PROBLEM DETAILS => Scan the data below for the string "Relative". Copy every line where it appears.

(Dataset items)
------------
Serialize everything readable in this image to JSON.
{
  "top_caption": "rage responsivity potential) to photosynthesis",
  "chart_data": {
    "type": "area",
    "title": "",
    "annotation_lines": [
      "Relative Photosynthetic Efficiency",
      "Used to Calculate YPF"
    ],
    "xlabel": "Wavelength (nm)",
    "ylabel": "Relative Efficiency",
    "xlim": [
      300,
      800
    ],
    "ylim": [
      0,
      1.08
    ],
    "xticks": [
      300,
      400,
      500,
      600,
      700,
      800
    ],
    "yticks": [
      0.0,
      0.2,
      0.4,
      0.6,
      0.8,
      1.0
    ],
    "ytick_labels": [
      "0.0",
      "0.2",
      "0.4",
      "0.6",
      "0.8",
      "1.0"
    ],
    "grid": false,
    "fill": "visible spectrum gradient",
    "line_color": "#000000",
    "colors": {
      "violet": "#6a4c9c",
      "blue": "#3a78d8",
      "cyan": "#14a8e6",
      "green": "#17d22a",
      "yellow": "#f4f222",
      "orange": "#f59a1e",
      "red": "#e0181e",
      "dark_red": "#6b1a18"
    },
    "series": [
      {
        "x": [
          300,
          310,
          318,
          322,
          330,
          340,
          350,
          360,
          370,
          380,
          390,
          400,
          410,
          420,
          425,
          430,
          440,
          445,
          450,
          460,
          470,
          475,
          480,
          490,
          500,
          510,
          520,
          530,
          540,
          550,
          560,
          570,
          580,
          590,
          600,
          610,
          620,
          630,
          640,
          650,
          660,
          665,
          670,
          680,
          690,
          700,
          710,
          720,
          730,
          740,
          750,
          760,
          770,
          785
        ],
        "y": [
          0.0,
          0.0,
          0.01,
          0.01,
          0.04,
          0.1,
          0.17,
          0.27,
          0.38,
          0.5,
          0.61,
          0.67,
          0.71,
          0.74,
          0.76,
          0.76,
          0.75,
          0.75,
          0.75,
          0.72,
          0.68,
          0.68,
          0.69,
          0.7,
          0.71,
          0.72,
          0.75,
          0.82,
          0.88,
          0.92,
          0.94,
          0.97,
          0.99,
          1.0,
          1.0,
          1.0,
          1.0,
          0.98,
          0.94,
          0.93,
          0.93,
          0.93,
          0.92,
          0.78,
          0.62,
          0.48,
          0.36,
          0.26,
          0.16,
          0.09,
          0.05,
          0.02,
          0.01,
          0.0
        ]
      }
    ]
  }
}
------------
SOLUTION TO THE PROBLEM =>
      "Relative Photosynthetic Efficiency",
    "ylabel": "Relative Efficiency",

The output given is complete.